◆ EXTRACTED ENTRIES:

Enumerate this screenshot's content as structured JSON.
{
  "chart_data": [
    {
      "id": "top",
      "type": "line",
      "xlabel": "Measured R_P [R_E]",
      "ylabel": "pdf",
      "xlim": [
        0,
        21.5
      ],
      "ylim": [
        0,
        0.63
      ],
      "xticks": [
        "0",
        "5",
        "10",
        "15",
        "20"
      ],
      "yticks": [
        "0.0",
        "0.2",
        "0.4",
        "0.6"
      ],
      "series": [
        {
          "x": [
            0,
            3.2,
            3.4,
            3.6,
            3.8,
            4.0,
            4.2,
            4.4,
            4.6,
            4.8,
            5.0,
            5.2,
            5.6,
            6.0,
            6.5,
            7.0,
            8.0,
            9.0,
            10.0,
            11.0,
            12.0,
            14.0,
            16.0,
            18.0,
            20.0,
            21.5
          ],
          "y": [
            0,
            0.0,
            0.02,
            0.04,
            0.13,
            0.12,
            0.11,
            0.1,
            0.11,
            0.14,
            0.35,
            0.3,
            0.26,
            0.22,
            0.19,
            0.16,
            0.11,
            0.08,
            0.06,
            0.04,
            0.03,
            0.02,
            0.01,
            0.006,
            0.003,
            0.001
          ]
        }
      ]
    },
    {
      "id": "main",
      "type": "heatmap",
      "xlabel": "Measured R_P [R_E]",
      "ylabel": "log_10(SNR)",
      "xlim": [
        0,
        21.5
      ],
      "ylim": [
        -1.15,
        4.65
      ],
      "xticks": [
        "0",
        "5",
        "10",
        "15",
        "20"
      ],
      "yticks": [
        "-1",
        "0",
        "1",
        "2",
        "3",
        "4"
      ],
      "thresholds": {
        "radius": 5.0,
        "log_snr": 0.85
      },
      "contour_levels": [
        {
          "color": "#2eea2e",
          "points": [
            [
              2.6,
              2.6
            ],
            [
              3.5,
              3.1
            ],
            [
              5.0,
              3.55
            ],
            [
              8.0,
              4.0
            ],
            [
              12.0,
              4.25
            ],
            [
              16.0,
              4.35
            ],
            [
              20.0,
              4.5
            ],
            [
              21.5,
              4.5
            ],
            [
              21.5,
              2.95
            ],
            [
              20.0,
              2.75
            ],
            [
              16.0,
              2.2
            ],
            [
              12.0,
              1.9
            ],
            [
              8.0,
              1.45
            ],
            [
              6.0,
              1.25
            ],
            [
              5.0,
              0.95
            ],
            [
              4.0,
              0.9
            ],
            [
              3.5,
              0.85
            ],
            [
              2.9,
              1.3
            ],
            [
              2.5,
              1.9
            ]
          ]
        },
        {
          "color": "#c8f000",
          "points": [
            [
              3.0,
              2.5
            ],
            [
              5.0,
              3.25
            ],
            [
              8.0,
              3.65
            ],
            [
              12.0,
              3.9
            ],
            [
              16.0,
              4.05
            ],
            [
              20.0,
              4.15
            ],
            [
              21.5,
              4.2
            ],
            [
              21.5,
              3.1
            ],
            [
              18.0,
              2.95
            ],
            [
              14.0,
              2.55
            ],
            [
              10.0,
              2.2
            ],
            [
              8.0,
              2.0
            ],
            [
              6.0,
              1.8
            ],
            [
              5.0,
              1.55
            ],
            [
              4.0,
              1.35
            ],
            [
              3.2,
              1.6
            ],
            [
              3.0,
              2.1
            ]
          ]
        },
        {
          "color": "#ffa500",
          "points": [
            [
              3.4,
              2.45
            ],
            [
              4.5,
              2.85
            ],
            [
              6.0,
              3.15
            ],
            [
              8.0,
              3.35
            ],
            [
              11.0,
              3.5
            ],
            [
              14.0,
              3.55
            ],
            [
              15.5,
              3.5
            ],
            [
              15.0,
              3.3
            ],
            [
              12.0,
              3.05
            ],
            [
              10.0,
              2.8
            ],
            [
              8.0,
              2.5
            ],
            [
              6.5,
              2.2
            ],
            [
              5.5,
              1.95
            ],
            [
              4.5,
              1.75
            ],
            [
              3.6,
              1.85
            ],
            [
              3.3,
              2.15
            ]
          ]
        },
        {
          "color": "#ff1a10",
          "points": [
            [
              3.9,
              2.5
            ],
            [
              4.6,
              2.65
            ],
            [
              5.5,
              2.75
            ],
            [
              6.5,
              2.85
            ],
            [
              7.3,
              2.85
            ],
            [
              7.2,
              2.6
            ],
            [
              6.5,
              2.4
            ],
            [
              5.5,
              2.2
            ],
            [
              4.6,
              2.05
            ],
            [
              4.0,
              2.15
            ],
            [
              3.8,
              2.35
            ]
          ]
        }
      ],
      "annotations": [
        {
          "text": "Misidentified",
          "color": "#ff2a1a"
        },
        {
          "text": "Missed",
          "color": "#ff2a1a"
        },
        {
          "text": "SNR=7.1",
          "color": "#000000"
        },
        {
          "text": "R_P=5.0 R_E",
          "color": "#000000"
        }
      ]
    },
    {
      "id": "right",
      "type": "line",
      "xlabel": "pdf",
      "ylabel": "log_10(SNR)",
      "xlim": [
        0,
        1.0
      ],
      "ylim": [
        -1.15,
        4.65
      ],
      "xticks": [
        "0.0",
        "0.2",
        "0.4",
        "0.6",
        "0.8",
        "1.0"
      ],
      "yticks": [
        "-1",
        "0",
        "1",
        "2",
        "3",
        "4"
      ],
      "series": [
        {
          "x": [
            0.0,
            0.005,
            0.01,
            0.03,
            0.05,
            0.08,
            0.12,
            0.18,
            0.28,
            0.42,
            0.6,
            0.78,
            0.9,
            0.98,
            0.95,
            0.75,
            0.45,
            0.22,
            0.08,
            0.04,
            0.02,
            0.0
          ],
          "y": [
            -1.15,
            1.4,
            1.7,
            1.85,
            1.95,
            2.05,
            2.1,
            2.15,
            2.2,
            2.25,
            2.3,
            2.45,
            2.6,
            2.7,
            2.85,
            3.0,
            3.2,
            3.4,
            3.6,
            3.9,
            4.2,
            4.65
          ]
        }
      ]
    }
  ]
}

◆ WHAT IS EXPECTED: What number of lines in the records contain the word "text"? Answer with that number alone.

◆ TASK SOLUTION: 4